● **TO BE DONE**
Go through the material below and copy all lines with "this".

□ □ □ □ □

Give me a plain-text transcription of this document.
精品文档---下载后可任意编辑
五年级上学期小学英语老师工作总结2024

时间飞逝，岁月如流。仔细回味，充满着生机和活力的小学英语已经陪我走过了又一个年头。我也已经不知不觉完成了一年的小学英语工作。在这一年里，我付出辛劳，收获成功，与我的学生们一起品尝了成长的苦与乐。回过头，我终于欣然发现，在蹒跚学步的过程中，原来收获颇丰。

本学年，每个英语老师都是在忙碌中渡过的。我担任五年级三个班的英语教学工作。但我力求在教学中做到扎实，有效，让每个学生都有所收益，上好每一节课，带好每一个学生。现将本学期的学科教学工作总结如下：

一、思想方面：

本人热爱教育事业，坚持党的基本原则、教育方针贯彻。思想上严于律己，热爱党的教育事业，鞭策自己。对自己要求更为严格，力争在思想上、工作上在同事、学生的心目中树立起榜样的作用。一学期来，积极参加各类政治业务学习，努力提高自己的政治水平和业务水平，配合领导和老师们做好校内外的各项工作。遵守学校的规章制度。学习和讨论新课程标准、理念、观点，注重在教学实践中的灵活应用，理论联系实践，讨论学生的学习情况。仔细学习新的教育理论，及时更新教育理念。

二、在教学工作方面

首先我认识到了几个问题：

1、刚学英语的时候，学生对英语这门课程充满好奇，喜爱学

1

□ □ □ □ □

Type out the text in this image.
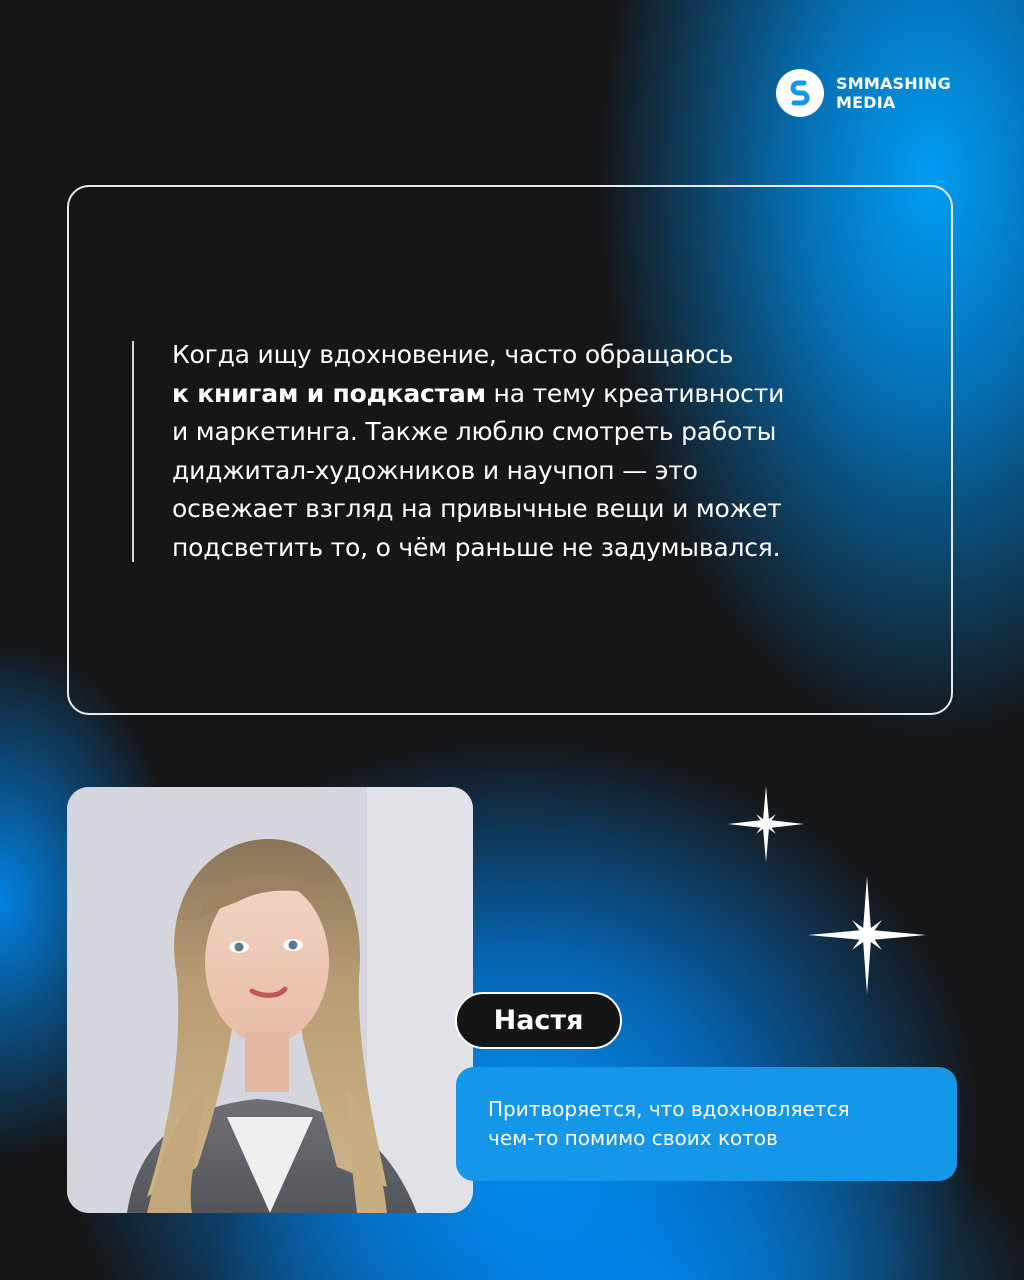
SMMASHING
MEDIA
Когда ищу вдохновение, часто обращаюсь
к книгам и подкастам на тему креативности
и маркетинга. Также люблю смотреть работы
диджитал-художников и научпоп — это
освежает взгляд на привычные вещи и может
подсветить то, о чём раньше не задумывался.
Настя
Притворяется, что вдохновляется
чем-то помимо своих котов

□ □ □ □ □

● **WRITTEN RESPONSE**
Give me a plain-text transcription of this document.
Type out the text in this image.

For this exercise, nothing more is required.